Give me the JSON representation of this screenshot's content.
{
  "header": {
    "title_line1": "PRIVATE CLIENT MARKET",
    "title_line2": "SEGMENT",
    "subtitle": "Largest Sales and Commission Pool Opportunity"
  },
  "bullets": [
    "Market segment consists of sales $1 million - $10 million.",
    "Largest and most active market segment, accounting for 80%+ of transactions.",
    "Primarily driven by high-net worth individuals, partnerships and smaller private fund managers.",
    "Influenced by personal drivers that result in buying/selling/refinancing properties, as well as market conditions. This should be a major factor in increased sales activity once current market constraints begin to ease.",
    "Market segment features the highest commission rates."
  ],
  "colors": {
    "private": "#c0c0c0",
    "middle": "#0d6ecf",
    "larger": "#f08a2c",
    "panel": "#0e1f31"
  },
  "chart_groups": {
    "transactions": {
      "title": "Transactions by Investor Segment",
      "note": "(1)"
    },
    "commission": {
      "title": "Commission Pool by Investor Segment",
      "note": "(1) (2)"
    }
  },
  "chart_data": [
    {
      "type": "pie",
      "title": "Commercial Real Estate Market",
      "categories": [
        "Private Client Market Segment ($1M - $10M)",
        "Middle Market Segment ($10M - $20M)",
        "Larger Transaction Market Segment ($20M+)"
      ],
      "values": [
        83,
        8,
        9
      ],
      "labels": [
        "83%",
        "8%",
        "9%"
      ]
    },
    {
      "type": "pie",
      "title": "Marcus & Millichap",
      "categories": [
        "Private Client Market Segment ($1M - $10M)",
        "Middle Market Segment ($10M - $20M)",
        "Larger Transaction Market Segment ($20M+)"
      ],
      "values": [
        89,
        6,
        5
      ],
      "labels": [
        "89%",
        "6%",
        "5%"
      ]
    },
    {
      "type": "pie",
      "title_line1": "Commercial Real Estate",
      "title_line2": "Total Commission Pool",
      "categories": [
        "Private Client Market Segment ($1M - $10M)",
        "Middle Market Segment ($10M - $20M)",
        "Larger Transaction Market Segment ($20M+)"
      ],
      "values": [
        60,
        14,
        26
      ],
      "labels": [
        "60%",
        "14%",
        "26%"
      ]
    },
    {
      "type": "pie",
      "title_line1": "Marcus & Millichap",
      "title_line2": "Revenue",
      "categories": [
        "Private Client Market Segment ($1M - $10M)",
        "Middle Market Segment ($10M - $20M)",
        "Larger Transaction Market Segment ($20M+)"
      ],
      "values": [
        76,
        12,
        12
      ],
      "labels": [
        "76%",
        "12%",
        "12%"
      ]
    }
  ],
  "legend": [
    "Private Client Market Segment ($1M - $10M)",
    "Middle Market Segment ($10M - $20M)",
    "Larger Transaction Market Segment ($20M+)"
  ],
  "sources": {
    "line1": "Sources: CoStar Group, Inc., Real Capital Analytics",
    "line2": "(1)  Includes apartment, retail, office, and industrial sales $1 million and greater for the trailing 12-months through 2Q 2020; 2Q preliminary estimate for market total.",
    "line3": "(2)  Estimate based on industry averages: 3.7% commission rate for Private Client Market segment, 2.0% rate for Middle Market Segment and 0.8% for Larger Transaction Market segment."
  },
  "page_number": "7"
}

[Prompt] Above are the entries; count how many of their lines contain the word "Marcus" and give only that number.

[Reply] 2